GIVEN PROBLEM | Give an exact transcription of every line, dropping the images.

EXCERPTED DATA |
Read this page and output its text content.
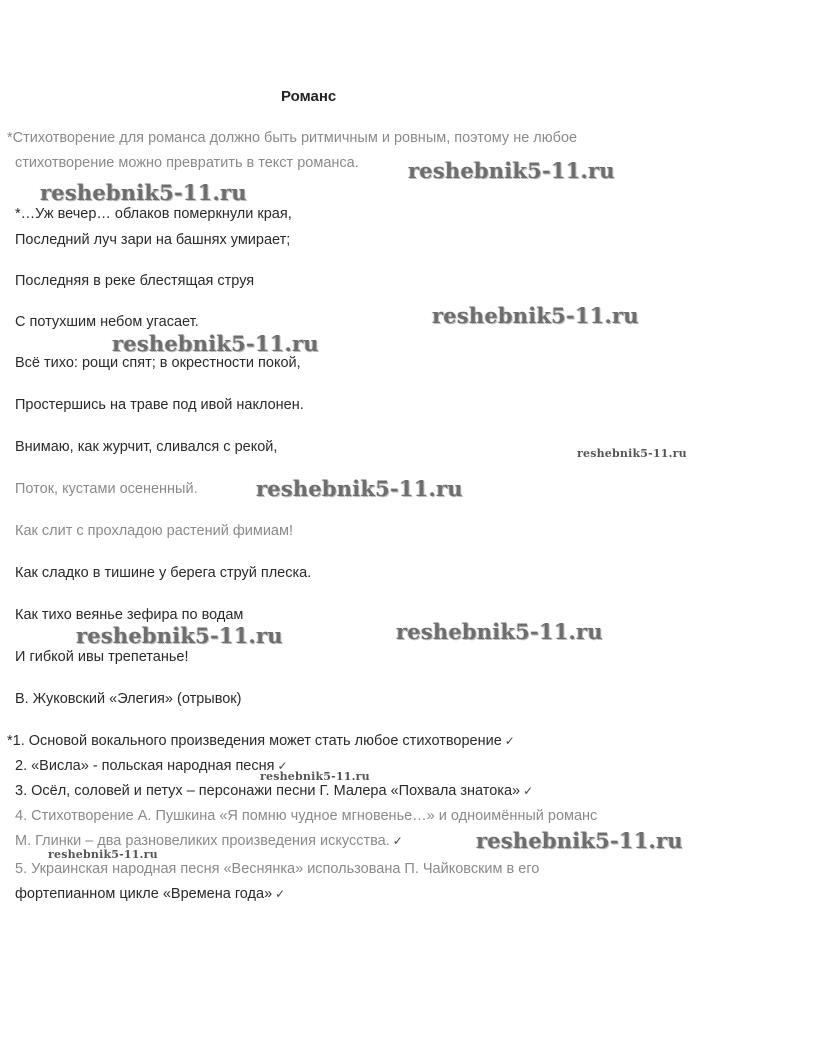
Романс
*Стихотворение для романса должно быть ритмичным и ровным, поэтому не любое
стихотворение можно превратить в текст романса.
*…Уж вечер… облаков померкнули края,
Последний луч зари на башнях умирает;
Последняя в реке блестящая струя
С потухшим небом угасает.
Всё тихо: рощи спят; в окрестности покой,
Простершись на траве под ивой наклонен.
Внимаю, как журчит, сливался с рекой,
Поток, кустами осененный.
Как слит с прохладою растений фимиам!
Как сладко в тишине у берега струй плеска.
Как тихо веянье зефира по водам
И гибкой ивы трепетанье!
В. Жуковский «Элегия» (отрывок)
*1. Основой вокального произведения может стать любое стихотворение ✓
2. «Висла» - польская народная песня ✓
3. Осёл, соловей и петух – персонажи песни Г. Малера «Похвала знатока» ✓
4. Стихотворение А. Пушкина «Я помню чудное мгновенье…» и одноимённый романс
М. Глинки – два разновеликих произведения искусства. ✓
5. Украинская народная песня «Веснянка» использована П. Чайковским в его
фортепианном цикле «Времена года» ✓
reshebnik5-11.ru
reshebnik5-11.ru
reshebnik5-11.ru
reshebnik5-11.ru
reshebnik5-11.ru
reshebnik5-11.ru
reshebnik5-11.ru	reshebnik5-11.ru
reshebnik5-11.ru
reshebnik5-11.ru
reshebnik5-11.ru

SOLUTION |
Read this page and output its text content.
Романс
*Стихотворение для романса должно быть ритмичным и ровным, поэтому не любое
стихотворение можно превратить в текст романса.
*…Уж вечер… облаков померкнули края,
Последний луч зари на башнях умирает;
Последняя в реке блестящая струя
С потухшим небом угасает.
Всё тихо: рощи спят; в окрестности покой,
Простершись на траве под ивой наклонен.
Внимаю, как журчит, сливался с рекой,
Поток, кустами осененный.
Как слит с прохладою растений фимиам!
Как сладко в тишине у берега струй плеска.
Как тихо веянье зефира по водам
И гибкой ивы трепетанье!
В. Жуковский «Элегия» (отрывок)
*1. Основой вокального произведения может стать любое стихотворение ✓
2. «Висла» - польская народная песня ✓
3. Осёл, соловей и петух – персонажи песни Г. Малера «Похвала знатока» ✓
4. Стихотворение А. Пушкина «Я помню чудное мгновенье…» и одноимённый романс
М. Глинки – два разновеликих произведения искусства. ✓
5. Украинская народная песня «Веснянка» использована П. Чайковским в его
фортепианном цикле «Времена года» ✓
reshebnik5-11.ru
reshebnik5-11.ru
reshebnik5-11.ru
reshebnik5-11.ru
reshebnik5-11.ru
reshebnik5-11.ru
reshebnik5-11.ru	reshebnik5-11.ru
reshebnik5-11.ru
reshebnik5-11.ru
reshebnik5-11.ru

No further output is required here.